[Annotated element entries]
..............................
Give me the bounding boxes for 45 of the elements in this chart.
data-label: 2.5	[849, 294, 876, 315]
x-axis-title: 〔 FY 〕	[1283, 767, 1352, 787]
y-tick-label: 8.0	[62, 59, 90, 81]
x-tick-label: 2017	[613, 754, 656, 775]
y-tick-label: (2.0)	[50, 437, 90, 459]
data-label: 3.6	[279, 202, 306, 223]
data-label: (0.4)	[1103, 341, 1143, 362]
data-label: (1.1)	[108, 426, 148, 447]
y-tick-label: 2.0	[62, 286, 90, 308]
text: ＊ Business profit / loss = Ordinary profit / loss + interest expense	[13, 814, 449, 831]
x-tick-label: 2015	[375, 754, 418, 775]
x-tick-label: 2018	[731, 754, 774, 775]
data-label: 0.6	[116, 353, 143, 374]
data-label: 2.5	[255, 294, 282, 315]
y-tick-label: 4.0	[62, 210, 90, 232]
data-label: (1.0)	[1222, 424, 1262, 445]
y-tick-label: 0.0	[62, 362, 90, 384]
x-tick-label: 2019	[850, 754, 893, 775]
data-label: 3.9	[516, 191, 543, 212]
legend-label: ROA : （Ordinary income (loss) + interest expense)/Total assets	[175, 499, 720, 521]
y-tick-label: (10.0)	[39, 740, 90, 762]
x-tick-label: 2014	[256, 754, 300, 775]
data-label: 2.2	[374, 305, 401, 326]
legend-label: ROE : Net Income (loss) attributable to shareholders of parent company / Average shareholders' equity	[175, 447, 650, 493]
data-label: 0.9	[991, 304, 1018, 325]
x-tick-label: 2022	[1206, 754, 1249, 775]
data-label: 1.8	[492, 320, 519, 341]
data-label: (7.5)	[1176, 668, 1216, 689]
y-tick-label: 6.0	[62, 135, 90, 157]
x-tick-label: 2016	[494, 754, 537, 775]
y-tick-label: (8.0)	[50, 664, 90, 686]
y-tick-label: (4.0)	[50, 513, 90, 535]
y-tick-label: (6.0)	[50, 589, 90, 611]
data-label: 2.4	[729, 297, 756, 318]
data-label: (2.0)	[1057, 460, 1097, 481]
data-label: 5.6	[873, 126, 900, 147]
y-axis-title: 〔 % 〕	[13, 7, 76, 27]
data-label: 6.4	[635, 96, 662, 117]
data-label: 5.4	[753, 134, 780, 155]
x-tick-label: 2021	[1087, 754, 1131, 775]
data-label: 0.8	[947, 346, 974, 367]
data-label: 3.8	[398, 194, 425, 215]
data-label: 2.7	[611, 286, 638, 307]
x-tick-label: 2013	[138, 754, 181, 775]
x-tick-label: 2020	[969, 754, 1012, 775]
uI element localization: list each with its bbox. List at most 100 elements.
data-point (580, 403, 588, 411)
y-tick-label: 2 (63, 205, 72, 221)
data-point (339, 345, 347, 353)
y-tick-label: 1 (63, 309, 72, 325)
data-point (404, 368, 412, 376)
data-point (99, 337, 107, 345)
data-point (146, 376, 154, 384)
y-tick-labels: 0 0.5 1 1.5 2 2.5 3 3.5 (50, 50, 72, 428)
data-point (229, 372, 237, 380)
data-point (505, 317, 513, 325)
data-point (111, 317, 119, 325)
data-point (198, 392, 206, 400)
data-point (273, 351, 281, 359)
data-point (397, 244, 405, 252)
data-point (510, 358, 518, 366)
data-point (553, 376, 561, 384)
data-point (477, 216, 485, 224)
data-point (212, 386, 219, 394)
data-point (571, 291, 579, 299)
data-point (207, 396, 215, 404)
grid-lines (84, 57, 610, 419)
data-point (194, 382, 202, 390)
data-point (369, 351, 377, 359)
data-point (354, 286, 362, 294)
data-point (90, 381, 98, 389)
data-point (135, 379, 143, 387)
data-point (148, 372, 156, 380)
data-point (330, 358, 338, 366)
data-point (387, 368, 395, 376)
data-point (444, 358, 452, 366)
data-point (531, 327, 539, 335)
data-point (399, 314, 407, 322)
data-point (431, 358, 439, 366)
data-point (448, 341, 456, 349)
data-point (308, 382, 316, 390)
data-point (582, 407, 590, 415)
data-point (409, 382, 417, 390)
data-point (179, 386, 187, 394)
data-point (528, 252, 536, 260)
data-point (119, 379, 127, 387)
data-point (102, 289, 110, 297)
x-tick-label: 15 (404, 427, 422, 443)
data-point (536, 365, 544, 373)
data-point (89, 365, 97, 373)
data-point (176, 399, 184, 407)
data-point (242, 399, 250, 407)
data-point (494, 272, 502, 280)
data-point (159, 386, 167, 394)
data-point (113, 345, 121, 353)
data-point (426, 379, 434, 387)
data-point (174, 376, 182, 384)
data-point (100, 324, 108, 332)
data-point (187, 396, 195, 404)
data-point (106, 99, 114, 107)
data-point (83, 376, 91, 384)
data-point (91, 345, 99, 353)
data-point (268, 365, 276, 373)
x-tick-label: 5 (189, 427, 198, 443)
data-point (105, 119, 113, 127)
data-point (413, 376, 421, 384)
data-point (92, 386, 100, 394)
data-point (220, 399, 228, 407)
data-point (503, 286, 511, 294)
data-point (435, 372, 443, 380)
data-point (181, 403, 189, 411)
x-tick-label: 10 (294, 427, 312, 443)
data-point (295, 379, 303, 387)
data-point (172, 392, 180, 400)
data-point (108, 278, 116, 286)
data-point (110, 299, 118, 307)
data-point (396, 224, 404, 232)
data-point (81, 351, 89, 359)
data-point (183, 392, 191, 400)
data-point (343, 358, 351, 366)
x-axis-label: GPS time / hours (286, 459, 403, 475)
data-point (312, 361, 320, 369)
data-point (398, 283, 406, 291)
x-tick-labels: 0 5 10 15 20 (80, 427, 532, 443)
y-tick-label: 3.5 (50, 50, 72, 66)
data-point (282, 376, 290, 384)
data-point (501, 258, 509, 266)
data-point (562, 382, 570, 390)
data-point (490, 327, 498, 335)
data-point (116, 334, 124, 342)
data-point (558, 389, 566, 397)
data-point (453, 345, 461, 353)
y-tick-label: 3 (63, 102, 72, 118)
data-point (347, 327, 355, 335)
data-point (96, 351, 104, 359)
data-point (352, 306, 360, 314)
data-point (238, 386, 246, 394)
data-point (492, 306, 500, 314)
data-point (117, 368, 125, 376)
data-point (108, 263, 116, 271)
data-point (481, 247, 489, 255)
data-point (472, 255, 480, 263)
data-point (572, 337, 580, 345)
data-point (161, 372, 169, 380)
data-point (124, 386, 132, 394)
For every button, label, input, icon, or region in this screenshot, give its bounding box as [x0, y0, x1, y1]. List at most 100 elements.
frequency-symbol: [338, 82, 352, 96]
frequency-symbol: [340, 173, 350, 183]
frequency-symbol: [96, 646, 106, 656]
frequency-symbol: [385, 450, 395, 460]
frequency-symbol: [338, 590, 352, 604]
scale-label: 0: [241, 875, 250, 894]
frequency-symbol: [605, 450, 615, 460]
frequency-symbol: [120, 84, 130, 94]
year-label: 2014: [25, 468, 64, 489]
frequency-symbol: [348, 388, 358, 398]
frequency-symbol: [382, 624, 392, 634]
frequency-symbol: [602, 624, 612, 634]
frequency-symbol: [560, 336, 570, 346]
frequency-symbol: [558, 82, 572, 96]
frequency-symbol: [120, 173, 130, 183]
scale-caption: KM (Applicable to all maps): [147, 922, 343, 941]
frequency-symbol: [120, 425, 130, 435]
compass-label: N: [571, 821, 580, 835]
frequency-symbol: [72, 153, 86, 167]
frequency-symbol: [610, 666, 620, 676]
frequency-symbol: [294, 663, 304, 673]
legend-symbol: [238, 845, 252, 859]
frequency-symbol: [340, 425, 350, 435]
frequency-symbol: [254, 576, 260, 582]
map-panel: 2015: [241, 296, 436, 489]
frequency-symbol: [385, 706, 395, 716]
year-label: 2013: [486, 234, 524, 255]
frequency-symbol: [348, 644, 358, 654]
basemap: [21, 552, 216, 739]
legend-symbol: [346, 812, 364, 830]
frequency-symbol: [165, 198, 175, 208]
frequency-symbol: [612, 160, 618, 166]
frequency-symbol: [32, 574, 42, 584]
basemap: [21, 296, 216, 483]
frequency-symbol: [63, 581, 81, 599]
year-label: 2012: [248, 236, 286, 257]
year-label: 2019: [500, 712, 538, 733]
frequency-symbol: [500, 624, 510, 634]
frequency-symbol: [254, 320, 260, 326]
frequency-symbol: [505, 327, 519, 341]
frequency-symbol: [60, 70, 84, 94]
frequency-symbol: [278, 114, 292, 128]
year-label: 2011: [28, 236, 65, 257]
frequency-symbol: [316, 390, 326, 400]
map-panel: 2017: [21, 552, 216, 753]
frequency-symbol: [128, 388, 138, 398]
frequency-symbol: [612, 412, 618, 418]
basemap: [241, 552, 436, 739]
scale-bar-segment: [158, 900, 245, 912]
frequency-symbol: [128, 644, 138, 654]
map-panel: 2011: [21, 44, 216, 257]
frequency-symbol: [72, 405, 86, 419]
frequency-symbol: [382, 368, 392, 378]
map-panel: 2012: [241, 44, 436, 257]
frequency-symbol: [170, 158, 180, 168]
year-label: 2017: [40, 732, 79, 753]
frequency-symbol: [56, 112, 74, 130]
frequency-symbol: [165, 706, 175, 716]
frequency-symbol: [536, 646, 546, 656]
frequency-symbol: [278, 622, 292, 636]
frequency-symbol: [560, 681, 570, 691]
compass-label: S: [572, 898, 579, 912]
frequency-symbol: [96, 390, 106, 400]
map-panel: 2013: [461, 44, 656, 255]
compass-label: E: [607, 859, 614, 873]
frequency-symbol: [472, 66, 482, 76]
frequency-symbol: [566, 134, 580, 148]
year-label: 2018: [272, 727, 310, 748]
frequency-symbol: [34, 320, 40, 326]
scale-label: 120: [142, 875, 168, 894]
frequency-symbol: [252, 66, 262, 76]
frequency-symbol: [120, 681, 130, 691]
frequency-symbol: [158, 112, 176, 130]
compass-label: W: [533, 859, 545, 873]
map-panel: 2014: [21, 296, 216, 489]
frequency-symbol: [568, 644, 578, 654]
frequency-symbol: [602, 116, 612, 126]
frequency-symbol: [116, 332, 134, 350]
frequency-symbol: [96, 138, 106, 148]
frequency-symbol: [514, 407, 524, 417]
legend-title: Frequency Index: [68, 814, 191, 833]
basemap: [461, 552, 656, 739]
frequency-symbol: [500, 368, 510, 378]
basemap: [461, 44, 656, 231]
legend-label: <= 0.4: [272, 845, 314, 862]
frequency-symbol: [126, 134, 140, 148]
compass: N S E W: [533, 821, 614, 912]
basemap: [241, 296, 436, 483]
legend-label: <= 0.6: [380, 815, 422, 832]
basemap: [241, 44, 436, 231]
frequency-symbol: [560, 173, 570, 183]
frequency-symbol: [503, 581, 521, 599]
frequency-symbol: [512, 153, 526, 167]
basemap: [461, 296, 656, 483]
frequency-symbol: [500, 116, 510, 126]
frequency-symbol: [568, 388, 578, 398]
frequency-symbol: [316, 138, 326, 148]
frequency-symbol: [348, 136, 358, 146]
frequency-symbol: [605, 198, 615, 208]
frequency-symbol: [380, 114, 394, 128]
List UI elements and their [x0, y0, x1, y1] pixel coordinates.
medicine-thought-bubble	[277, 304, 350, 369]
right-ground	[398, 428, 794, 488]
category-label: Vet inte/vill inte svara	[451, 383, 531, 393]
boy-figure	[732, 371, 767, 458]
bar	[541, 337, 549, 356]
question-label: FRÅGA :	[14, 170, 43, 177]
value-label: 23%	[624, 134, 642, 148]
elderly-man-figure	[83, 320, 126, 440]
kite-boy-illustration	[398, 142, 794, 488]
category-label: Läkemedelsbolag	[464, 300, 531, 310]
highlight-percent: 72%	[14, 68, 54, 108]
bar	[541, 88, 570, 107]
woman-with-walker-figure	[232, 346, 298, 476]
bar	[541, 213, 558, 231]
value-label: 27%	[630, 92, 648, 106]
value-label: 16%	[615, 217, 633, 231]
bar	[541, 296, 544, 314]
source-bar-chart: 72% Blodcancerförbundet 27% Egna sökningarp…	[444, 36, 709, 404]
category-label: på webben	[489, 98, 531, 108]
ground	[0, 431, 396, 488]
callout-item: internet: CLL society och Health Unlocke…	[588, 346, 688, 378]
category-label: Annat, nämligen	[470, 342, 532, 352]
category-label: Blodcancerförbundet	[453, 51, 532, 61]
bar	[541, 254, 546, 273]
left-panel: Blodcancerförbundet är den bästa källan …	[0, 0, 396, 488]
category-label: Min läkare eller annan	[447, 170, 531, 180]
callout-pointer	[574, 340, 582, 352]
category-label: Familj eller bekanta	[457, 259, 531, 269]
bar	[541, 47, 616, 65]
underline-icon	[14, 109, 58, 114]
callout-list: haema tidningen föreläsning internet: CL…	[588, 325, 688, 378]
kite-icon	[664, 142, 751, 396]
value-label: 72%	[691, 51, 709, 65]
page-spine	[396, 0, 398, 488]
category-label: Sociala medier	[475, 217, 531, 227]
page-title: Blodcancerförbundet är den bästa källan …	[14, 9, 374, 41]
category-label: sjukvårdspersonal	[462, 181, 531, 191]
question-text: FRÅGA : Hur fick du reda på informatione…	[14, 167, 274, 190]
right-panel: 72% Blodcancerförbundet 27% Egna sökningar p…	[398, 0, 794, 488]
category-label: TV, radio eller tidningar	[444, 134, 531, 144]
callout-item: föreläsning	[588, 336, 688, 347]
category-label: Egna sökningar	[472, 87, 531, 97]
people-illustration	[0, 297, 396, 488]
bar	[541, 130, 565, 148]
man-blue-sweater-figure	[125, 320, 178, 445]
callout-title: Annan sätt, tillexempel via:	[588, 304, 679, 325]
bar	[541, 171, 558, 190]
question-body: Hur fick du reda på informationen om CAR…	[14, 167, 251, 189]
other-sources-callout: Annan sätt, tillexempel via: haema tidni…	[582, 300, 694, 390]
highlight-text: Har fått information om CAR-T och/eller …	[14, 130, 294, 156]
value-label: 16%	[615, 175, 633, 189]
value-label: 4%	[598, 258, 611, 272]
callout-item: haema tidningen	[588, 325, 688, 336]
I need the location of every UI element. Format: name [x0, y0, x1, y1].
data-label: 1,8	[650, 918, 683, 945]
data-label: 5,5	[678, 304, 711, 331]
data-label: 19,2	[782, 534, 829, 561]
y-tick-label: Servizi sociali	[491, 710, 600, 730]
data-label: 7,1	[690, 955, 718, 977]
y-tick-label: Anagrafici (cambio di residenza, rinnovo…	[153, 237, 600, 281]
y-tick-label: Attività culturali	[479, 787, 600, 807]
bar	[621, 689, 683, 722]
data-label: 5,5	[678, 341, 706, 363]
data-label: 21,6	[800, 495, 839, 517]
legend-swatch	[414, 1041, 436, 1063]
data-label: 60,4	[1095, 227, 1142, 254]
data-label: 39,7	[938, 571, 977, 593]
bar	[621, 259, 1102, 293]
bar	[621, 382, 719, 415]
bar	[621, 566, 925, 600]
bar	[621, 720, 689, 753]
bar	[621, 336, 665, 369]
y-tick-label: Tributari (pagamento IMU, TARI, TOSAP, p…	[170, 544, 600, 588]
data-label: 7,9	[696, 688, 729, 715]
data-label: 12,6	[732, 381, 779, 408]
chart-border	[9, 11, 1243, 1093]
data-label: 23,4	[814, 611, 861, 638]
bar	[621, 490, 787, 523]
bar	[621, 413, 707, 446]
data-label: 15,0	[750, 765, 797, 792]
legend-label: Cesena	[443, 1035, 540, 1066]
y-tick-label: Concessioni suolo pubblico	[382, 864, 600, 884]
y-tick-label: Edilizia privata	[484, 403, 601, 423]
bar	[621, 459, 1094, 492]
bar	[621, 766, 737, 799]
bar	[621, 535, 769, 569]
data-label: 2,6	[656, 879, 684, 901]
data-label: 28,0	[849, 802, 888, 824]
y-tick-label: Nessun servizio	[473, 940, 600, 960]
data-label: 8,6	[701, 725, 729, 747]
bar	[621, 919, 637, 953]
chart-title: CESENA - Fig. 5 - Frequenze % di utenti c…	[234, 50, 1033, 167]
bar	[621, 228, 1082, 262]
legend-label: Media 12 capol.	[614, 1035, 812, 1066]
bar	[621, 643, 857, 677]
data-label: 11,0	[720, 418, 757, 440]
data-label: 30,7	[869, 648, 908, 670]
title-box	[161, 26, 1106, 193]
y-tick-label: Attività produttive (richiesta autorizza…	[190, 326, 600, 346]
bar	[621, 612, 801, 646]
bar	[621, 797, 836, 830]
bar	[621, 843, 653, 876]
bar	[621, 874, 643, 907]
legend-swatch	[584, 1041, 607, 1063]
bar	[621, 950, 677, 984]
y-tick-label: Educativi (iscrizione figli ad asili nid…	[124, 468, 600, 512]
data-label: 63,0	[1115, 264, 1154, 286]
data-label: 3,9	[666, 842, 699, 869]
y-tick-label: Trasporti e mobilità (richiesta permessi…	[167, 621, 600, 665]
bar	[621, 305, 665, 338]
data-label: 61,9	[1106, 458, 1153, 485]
..............................
Task statement
Copy out the records from their very first line through the line that contains "460, 1097, 481]", including both of those lines.

Response
Give me the bounding boxes for 45 of the elements in this chart.
data-label: 2.5	[849, 294, 876, 315]
x-axis-title: 〔 FY 〕	[1283, 767, 1352, 787]
y-tick-label: 8.0	[62, 59, 90, 81]
x-tick-label: 2017	[613, 754, 656, 775]
y-tick-label: (2.0)	[50, 437, 90, 459]
data-label: 3.6	[279, 202, 306, 223]
data-label: (0.4)	[1103, 341, 1143, 362]
data-label: (1.1)	[108, 426, 148, 447]
y-tick-label: 2.0	[62, 286, 90, 308]
text: ＊ Business profit / loss = Ordinary profit / loss + interest expense	[13, 814, 449, 831]
x-tick-label: 2015	[375, 754, 418, 775]
x-tick-label: 2018	[731, 754, 774, 775]
data-label: 0.6	[116, 353, 143, 374]
data-label: 2.5	[255, 294, 282, 315]
y-tick-label: 4.0	[62, 210, 90, 232]
data-label: (1.0)	[1222, 424, 1262, 445]
y-tick-label: 0.0	[62, 362, 90, 384]
x-tick-label: 2019	[850, 754, 893, 775]
data-label: 3.9	[516, 191, 543, 212]
legend-label: ROA : （Ordinary income (loss) + interest expense)/Total assets	[175, 499, 720, 521]
y-tick-label: (10.0)	[39, 740, 90, 762]
x-tick-label: 2014	[256, 754, 300, 775]
data-label: 2.2	[374, 305, 401, 326]
legend-label: ROE : Net Income (loss) attributable to shareholders of parent company / Average shareholders' equity	[175, 447, 650, 493]
data-label: 0.9	[991, 304, 1018, 325]
x-tick-label: 2022	[1206, 754, 1249, 775]
data-label: 1.8	[492, 320, 519, 341]
data-label: (7.5)	[1176, 668, 1216, 689]
y-tick-label: 6.0	[62, 135, 90, 157]
x-tick-label: 2016	[494, 754, 537, 775]
y-tick-label: (8.0)	[50, 664, 90, 686]
y-tick-label: (4.0)	[50, 513, 90, 535]
y-tick-label: (6.0)	[50, 589, 90, 611]
data-label: 2.4	[729, 297, 756, 318]
data-label: (2.0)	[1057, 460, 1097, 481]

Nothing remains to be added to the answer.